● **Information given**
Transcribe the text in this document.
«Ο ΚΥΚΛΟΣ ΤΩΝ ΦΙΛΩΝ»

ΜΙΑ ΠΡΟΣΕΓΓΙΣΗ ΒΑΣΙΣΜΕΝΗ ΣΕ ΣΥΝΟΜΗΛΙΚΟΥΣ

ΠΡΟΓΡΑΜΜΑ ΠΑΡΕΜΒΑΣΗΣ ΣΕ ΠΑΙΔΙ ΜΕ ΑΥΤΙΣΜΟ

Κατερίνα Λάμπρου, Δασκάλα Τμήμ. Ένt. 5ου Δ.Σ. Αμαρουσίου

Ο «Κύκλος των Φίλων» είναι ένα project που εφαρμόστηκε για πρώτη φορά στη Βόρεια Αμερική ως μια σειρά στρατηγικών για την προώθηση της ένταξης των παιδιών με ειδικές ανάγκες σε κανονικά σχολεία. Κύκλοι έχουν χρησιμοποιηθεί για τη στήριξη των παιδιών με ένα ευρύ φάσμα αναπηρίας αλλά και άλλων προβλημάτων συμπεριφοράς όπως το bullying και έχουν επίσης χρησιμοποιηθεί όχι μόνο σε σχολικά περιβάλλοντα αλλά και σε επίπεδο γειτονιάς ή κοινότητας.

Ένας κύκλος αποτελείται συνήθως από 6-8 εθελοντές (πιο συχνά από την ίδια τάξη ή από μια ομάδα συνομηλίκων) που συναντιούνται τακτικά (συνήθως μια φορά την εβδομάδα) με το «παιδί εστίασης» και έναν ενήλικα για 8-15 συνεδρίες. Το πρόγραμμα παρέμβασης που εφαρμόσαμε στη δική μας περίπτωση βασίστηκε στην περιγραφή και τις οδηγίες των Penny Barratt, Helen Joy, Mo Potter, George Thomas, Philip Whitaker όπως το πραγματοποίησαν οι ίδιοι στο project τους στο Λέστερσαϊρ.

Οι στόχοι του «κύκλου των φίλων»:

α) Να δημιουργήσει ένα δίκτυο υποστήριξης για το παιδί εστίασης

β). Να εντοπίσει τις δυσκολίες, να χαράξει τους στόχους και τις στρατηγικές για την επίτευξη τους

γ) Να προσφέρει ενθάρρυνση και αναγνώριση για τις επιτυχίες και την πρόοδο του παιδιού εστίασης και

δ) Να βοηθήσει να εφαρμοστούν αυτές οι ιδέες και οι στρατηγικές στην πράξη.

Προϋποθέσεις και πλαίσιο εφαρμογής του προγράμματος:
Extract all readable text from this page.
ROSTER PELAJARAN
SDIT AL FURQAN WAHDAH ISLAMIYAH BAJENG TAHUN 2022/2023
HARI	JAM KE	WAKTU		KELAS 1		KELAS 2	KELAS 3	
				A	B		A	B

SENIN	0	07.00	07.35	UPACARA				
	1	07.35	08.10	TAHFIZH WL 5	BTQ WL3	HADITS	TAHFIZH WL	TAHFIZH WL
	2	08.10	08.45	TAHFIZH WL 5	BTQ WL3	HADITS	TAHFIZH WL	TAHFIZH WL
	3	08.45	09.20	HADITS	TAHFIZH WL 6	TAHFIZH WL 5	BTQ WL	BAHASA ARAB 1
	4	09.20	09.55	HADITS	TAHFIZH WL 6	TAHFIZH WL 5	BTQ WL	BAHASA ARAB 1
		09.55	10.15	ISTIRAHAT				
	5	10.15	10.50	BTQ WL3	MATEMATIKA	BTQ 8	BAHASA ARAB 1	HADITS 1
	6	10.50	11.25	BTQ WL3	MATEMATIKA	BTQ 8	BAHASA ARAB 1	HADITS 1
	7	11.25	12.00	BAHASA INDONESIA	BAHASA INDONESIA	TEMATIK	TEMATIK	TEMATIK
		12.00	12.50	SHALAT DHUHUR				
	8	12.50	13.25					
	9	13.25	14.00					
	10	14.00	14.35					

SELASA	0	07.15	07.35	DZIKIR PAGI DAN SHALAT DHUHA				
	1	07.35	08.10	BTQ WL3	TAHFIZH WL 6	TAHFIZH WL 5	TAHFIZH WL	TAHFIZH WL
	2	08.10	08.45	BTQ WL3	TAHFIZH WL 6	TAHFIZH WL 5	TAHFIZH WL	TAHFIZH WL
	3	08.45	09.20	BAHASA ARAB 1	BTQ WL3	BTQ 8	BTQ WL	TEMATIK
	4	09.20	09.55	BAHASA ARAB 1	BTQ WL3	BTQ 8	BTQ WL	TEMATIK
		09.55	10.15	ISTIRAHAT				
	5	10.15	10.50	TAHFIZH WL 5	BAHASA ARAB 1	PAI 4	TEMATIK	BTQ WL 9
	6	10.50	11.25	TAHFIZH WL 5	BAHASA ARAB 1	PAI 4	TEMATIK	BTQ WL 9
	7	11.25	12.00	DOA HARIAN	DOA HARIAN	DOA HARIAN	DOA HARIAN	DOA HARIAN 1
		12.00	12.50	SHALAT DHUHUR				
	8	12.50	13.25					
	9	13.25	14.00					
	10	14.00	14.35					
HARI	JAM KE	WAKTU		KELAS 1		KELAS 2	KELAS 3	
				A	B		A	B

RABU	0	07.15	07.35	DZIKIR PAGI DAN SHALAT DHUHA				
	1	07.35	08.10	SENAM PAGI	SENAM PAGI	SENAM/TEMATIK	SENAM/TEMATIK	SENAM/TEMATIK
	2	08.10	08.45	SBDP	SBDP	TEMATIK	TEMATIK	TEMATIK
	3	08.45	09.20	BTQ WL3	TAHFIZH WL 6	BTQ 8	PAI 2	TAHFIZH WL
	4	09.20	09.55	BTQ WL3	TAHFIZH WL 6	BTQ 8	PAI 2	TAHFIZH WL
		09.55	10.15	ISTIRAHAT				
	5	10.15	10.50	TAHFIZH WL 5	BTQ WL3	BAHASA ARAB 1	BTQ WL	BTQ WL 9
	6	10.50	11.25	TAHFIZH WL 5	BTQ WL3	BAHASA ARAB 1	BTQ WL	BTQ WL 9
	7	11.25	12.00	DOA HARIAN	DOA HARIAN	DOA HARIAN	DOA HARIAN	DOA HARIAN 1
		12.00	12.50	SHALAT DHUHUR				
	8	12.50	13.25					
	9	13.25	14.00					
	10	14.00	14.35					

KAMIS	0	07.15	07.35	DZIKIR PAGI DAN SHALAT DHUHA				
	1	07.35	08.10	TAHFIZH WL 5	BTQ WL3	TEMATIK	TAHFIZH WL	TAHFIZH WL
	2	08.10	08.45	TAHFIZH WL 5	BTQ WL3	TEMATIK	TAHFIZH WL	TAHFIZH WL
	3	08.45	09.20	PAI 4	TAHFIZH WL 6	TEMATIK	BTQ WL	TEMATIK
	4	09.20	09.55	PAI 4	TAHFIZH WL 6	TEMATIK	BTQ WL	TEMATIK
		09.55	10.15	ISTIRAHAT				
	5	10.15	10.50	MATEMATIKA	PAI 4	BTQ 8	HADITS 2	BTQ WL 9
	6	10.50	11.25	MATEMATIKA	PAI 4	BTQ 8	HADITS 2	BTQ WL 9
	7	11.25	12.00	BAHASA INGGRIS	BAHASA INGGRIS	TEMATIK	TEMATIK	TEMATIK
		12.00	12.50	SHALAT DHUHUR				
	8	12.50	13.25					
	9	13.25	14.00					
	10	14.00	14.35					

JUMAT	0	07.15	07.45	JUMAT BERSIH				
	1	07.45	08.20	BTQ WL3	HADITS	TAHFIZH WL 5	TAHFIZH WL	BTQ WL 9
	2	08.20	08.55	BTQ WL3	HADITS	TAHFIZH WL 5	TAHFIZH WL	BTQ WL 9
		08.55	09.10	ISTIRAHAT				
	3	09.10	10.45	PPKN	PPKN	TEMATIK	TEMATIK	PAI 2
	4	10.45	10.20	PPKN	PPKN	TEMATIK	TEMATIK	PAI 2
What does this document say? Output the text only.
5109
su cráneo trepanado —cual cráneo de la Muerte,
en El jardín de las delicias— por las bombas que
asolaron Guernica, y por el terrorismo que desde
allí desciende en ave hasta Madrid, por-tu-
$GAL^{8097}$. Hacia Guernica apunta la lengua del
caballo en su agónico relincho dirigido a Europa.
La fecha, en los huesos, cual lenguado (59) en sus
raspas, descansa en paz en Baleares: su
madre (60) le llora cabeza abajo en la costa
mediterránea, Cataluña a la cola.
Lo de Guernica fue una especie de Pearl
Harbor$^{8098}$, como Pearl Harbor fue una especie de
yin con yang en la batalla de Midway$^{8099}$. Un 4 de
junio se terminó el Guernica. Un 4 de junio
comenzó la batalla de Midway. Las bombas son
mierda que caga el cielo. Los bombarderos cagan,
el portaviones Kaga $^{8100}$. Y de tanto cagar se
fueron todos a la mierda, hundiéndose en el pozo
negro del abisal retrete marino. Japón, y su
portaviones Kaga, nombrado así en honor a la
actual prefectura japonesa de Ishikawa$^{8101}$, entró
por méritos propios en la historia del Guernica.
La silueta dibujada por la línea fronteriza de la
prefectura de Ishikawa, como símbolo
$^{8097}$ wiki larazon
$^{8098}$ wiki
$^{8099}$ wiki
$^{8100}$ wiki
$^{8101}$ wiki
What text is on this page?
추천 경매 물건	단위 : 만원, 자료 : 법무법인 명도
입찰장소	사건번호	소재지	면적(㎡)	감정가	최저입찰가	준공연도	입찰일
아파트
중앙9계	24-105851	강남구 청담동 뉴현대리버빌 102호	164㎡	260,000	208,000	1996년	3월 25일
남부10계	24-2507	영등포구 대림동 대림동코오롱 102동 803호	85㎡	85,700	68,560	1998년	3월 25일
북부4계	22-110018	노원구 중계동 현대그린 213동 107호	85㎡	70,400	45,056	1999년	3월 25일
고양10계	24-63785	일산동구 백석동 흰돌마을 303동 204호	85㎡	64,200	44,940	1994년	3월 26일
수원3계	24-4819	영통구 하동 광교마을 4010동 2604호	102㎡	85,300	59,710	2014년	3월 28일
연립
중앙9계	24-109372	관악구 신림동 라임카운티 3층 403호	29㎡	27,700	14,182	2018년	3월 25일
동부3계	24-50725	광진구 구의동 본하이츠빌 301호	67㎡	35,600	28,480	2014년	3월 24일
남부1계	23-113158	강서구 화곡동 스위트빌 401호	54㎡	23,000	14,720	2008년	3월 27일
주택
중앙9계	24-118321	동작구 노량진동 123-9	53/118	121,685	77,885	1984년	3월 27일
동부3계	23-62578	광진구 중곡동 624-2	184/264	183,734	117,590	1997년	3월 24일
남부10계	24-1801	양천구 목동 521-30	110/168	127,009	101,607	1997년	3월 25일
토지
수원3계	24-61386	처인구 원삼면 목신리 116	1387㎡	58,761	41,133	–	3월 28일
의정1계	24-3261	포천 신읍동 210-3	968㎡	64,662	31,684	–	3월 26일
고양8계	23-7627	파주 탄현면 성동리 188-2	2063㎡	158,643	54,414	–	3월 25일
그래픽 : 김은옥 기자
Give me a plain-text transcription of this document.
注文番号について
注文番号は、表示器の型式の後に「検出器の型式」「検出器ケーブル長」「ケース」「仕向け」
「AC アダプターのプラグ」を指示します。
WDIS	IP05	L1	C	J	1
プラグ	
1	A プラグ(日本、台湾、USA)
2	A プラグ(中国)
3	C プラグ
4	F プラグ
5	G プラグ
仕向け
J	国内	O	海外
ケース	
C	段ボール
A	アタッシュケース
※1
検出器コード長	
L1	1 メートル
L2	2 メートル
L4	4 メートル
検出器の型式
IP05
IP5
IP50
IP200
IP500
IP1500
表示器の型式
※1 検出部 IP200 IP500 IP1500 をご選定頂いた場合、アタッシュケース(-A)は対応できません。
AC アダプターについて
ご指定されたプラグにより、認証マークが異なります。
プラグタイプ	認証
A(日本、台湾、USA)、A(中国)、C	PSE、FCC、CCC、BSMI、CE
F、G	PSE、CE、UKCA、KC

● **Work required**
Starting at the line that contains "Give me a plain-text", write out every line to the end of the entries, exactly as given.

● **Written solution**
Give me a plain-text transcription of this document.
注文番号について
注文番号は、表示器の型式の後に「検出器の型式」「検出器ケーブル長」「ケース」「仕向け」
「AC アダプターのプラグ」を指示します。
WDIS	IP05	L1	C	J	1
プラグ	
1	A プラグ(日本、台湾、USA)
2	A プラグ(中国)
3	C プラグ
4	F プラグ
5	G プラグ
仕向け
J	国内	O	海外
ケース	
C	段ボール
A	アタッシュケース
※1
検出器コード長	
L1	1 メートル
L2	2 メートル
L4	4 メートル
検出器の型式
IP05
IP5
IP50
IP200
IP500
IP1500
表示器の型式
※1 検出部 IP200 IP500 IP1500 をご選定頂いた場合、アタッシュケース(-A)は対応できません。
AC アダプターについて
ご指定されたプラグにより、認証マークが異なります。
プラグタイプ	認証
A(日本、台湾、USA)、A(中国)、C	PSE、FCC、CCC、BSMI、CE
F、G	PSE、CE、UKCA、KC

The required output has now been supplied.